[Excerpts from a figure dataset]
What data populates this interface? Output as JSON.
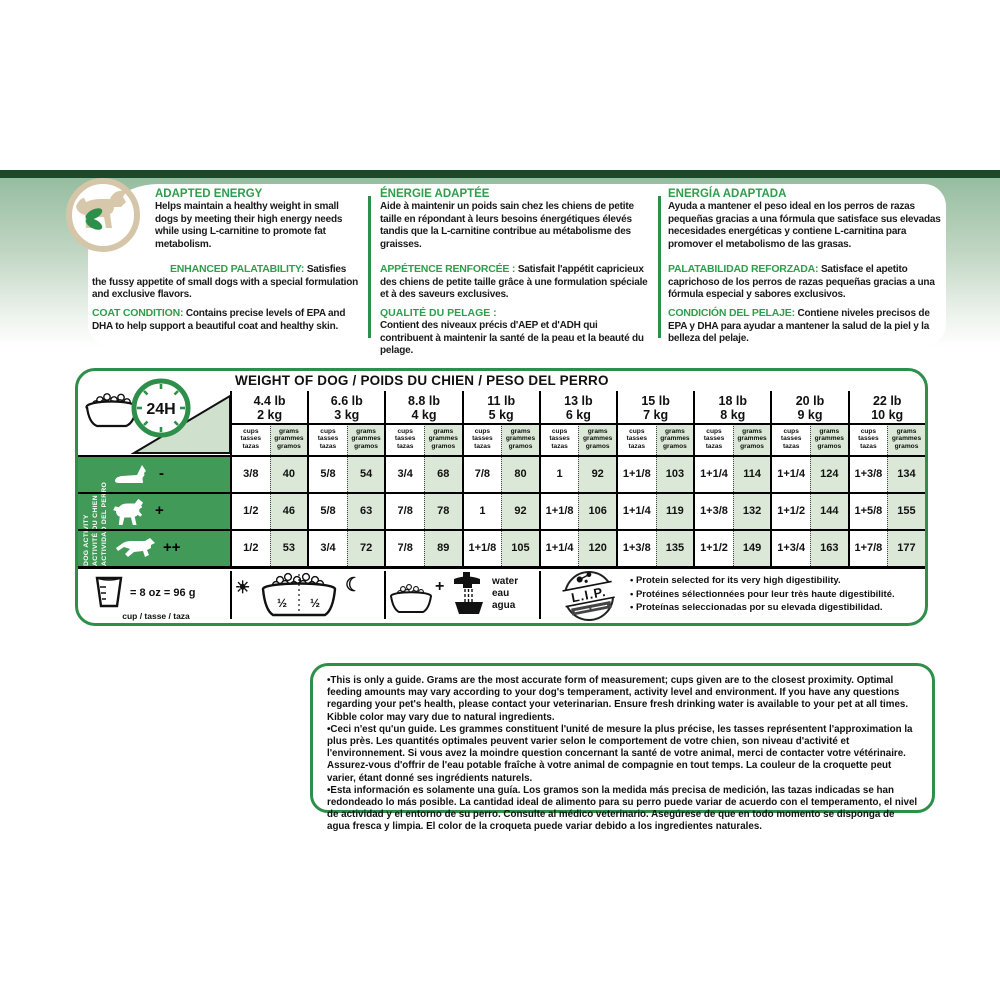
{
  "colors": {
    "dark_bar": "#1a4a2a",
    "band_green": "#96bda0",
    "heading_green": "#2f9e4c",
    "table_border_green": "#2e8f4a",
    "activity_green": "#419a58",
    "grams_cell_green": "#dce8d7",
    "badge_tan": "#d6c6a9"
  },
  "benefits": {
    "en": {
      "s1_title": "ADAPTED ENERGY",
      "s1_body": "Helps maintain a healthy weight in small dogs by meeting their high energy needs while using L-carnitine to promote fat metabolism.",
      "s2_title": "ENHANCED PALATABILITY:",
      "s2_body": " Satisfies the fussy appetite of small dogs with a special formulation and exclusive flavors.",
      "s3_title": "COAT CONDITION:",
      "s3_body": " Contains precise levels of EPA and DHA to help support a beautiful coat and healthy skin."
    },
    "fr": {
      "s1_title": "ÉNERGIE ADAPTÉE",
      "s1_body": "Aide à maintenir un poids sain chez les chiens de petite taille en répondant à leurs besoins énergétiques élevés tandis que la L-carnitine contribue au métabolisme des graisses.",
      "s2_title": "APPÉTENCE RENFORCÉE :",
      "s2_body": " Satisfait l'appétit capricieux des chiens de petite taille grâce à une formulation spéciale et à des saveurs exclusives.",
      "s3_title": "QUALITÉ DU PELAGE :",
      "s3_body": "Contient des niveaux précis d'AEP et d'ADH qui contribuent à maintenir la santé de la peau et la beauté du pelage."
    },
    "es": {
      "s1_title": "ENERGÍA ADAPTADA",
      "s1_body": "Ayuda a mantener el peso ideal en los perros de razas pequeñas gracias a una fórmula que satisface sus elevadas necesidades energéticas y contiene L-carnitina para promover el metabolismo de las grasas.",
      "s2_title": "PALATABILIDAD REFORZADA:",
      "s2_body": " Satisface el apetito caprichoso de los perros de razas pequeñas gracias a una fórmula especial y sabores exclusivos.",
      "s3_title": "CONDICIÓN DEL PELAJE:",
      "s3_body": " Contiene niveles precisos de EPA y DHA para ayudar a mantener la salud de la piel y la belleza del pelaje."
    }
  },
  "table": {
    "title": "WEIGHT OF DOG / POIDS DU CHIEN / PESO DEL PERRO",
    "clock_label": "24H",
    "activity_label_lines": [
      "DOG ACTIVITY",
      "ACTIVITÉ DU CHIEN",
      "ACTIVIDAD DEL PERRO"
    ],
    "unit_header": {
      "cups": [
        "cups",
        "tasses",
        "tazas"
      ],
      "grams": [
        "grams",
        "grammes",
        "gramos"
      ]
    },
    "weights": [
      {
        "lb": "4.4 lb",
        "kg": "2 kg"
      },
      {
        "lb": "6.6 lb",
        "kg": "3 kg"
      },
      {
        "lb": "8.8 lb",
        "kg": "4 kg"
      },
      {
        "lb": "11 lb",
        "kg": "5 kg"
      },
      {
        "lb": "13 lb",
        "kg": "6 kg"
      },
      {
        "lb": "15 lb",
        "kg": "7 kg"
      },
      {
        "lb": "18 lb",
        "kg": "8 kg"
      },
      {
        "lb": "20 lb",
        "kg": "9 kg"
      },
      {
        "lb": "22 lb",
        "kg": "10 kg"
      }
    ],
    "rows": [
      {
        "symbol": "-",
        "values": [
          [
            "3/8",
            "40"
          ],
          [
            "5/8",
            "54"
          ],
          [
            "3/4",
            "68"
          ],
          [
            "7/8",
            "80"
          ],
          [
            "1",
            "92"
          ],
          [
            "1+1/8",
            "103"
          ],
          [
            "1+1/4",
            "114"
          ],
          [
            "1+1/4",
            "124"
          ],
          [
            "1+3/8",
            "134"
          ]
        ]
      },
      {
        "symbol": "+",
        "values": [
          [
            "1/2",
            "46"
          ],
          [
            "5/8",
            "63"
          ],
          [
            "7/8",
            "78"
          ],
          [
            "1",
            "92"
          ],
          [
            "1+1/8",
            "106"
          ],
          [
            "1+1/4",
            "119"
          ],
          [
            "1+3/8",
            "132"
          ],
          [
            "1+1/2",
            "144"
          ],
          [
            "1+5/8",
            "155"
          ]
        ]
      },
      {
        "symbol": "++",
        "values": [
          [
            "1/2",
            "53"
          ],
          [
            "3/4",
            "72"
          ],
          [
            "7/8",
            "89"
          ],
          [
            "1+1/8",
            "105"
          ],
          [
            "1+1/4",
            "120"
          ],
          [
            "1+3/8",
            "135"
          ],
          [
            "1+1/2",
            "149"
          ],
          [
            "1+3/4",
            "163"
          ],
          [
            "1+7/8",
            "177"
          ]
        ]
      }
    ]
  },
  "legend": {
    "cup_equivalence": "= 8 oz = 96 g",
    "cup_label": "cup / tasse / taza",
    "bowls": {
      "am": "½",
      "pm": "½"
    },
    "water": [
      "water",
      "eau",
      "agua"
    ],
    "lip_label": "L.I.P.",
    "lip_bullets": [
      "• Protein selected for its very high digestibility.",
      "• Protéines sélectionnées pour leur très haute digestibilité.",
      "• Proteínas seleccionadas por su elevada digestibilidad."
    ]
  },
  "disclaimer": {
    "en": "•This is only a guide. Grams are the most accurate form of measurement; cups given are to the closest proximity. Optimal feeding amounts may vary according to your dog's temperament, activity level and environment. If you have any questions regarding your pet's health, please contact your veterinarian. Ensure fresh drinking water is available to your pet at all times. Kibble color may vary due to natural ingredients.",
    "fr": "•Ceci n'est qu'un guide. Les grammes constituent l'unité de mesure la plus précise, les tasses représentent l'approximation la plus près. Les quantités optimales peuvent varier selon le comportement de votre chien, son niveau d'activité et l'environnement. Si vous avez la moindre question concernant la santé de votre animal, merci de contacter votre vétérinaire. Assurez-vous d'offrir de l'eau potable fraîche à votre animal de compagnie en tout temps. La couleur de la croquette peut varier, étant donné ses ingrédients naturels.",
    "es": "•Esta información es solamente una guía. Los gramos son la medida más precisa de medición, las tazas indicadas se han redondeado lo más posible. La cantidad ideal de alimento para su perro puede variar de acuerdo con el temperamento, el nivel de actividad y el entorno de su perro. Consulte al médico veterinario. Asegúrese de que en todo momento se disponga de agua fresca y limpia. El color de la croqueta puede variar debido a los ingredientes naturales."
  }
}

#### [Task goal]
Pictures stay out; reproduce every line of the records exactly.

#### [Exercise answer]
What data populates this interface? Output as JSON.
{
  "colors": {
    "dark_bar": "#1a4a2a",
    "band_green": "#96bda0",
    "heading_green": "#2f9e4c",
    "table_border_green": "#2e8f4a",
    "activity_green": "#419a58",
    "grams_cell_green": "#dce8d7",
    "badge_tan": "#d6c6a9"
  },
  "benefits": {
    "en": {
      "s1_title": "ADAPTED ENERGY",
      "s1_body": "Helps maintain a healthy weight in small dogs by meeting their high energy needs while using L-carnitine to promote fat metabolism.",
      "s2_title": "ENHANCED PALATABILITY:",
      "s2_body": " Satisfies the fussy appetite of small dogs with a special formulation and exclusive flavors.",
      "s3_title": "COAT CONDITION:",
      "s3_body": " Contains precise levels of EPA and DHA to help support a beautiful coat and healthy skin."
    },
    "fr": {
      "s1_title": "ÉNERGIE ADAPTÉE",
      "s1_body": "Aide à maintenir un poids sain chez les chiens de petite taille en répondant à leurs besoins énergétiques élevés tandis que la L-carnitine contribue au métabolisme des graisses.",
      "s2_title": "APPÉTENCE RENFORCÉE :",
      "s2_body": " Satisfait l'appétit capricieux des chiens de petite taille grâce à une formulation spéciale et à des saveurs exclusives.",
      "s3_title": "QUALITÉ DU PELAGE :",
      "s3_body": "Contient des niveaux précis d'AEP et d'ADH qui contribuent à maintenir la santé de la peau et la beauté du pelage."
    },
    "es": {
      "s1_title": "ENERGÍA ADAPTADA",
      "s1_body": "Ayuda a mantener el peso ideal en los perros de razas pequeñas gracias a una fórmula que satisface sus elevadas necesidades energéticas y contiene L-carnitina para promover el metabolismo de las grasas.",
      "s2_title": "PALATABILIDAD REFORZADA:",
      "s2_body": " Satisface el apetito caprichoso de los perros de razas pequeñas gracias a una fórmula especial y sabores exclusivos.",
      "s3_title": "CONDICIÓN DEL PELAJE:",
      "s3_body": " Contiene niveles precisos de EPA y DHA para ayudar a mantener la salud de la piel y la belleza del pelaje."
    }
  },
  "table": {
    "title": "WEIGHT OF DOG / POIDS DU CHIEN / PESO DEL PERRO",
    "clock_label": "24H",
    "activity_label_lines": [
      "DOG ACTIVITY",
      "ACTIVITÉ DU CHIEN",
      "ACTIVIDAD DEL PERRO"
    ],
    "unit_header": {
      "cups": [
        "cups",
        "tasses",
        "tazas"
      ],
      "grams": [
        "grams",
        "grammes",
        "gramos"
      ]
    },
    "weights": [
      {
        "lb": "4.4 lb",
        "kg": "2 kg"
      },
      {
        "lb": "6.6 lb",
        "kg": "3 kg"
      },
      {
        "lb": "8.8 lb",
        "kg": "4 kg"
      },
      {
        "lb": "11 lb",
        "kg": "5 kg"
      },
      {
        "lb": "13 lb",
        "kg": "6 kg"
      },
      {
        "lb": "15 lb",
        "kg": "7 kg"
      },
      {
        "lb": "18 lb",
        "kg": "8 kg"
      },
      {
        "lb": "20 lb",
        "kg": "9 kg"
      },
      {
        "lb": "22 lb",
        "kg": "10 kg"
      }
    ],
    "rows": [
      {
        "symbol": "-",
        "values": [
          [
            "3/8",
            "40"
          ],
          [
            "5/8",
            "54"
          ],
          [
            "3/4",
            "68"
          ],
          [
            "7/8",
            "80"
          ],
          [
            "1",
            "92"
          ],
          [
            "1+1/8",
            "103"
          ],
          [
            "1+1/4",
            "114"
          ],
          [
            "1+1/4",
            "124"
          ],
          [
            "1+3/8",
            "134"
          ]
        ]
      },
      {
        "symbol": "+",
        "values": [
          [
            "1/2",
            "46"
          ],
          [
            "5/8",
            "63"
          ],
          [
            "7/8",
            "78"
          ],
          [
            "1",
            "92"
          ],
          [
            "1+1/8",
            "106"
          ],
          [
            "1+1/4",
            "119"
          ],
          [
            "1+3/8",
            "132"
          ],
          [
            "1+1/2",
            "144"
          ],
          [
            "1+5/8",
            "155"
          ]
        ]
      },
      {
        "symbol": "++",
        "values": [
          [
            "1/2",
            "53"
          ],
          [
            "3/4",
            "72"
          ],
          [
            "7/8",
            "89"
          ],
          [
            "1+1/8",
            "105"
          ],
          [
            "1+1/4",
            "120"
          ],
          [
            "1+3/8",
            "135"
          ],
          [
            "1+1/2",
            "149"
          ],
          [
            "1+3/4",
            "163"
          ],
          [
            "1+7/8",
            "177"
          ]
        ]
      }
    ]
  },
  "legend": {
    "cup_equivalence": "= 8 oz = 96 g",
    "cup_label": "cup / tasse / taza",
    "bowls": {
      "am": "½",
      "pm": "½"
    },
    "water": [
      "water",
      "eau",
      "agua"
    ],
    "lip_label": "L.I.P.",
    "lip_bullets": [
      "• Protein selected for its very high digestibility.",
      "• Protéines sélectionnées pour leur très haute digestibilité.",
      "• Proteínas seleccionadas por su elevada digestibilidad."
    ]
  },
  "disclaimer": {
    "en": "•This is only a guide. Grams are the most accurate form of measurement; cups given are to the closest proximity. Optimal feeding amounts may vary according to your dog's temperament, activity level and environment. If you have any questions regarding your pet's health, please contact your veterinarian. Ensure fresh drinking water is available to your pet at all times. Kibble color may vary due to natural ingredients.",
    "fr": "•Ceci n'est qu'un guide. Les grammes constituent l'unité de mesure la plus précise, les tasses représentent l'approximation la plus près. Les quantités optimales peuvent varier selon le comportement de votre chien, son niveau d'activité et l'environnement. Si vous avez la moindre question concernant la santé de votre animal, merci de contacter votre vétérinaire. Assurez-vous d'offrir de l'eau potable fraîche à votre animal de compagnie en tout temps. La couleur de la croquette peut varier, étant donné ses ingrédients naturels.",
    "es": "•Esta información es solamente una guía. Los gramos son la medida más precisa de medición, las tazas indicadas se han redondeado lo más posible. La cantidad ideal de alimento para su perro puede variar de acuerdo con el temperamento, el nivel de actividad y el entorno de su perro. Consulte al médico veterinario. Asegúrese de que en todo momento se disponga de agua fresca y limpia. El color de la croqueta puede variar debido a los ingredientes naturales."
  }
}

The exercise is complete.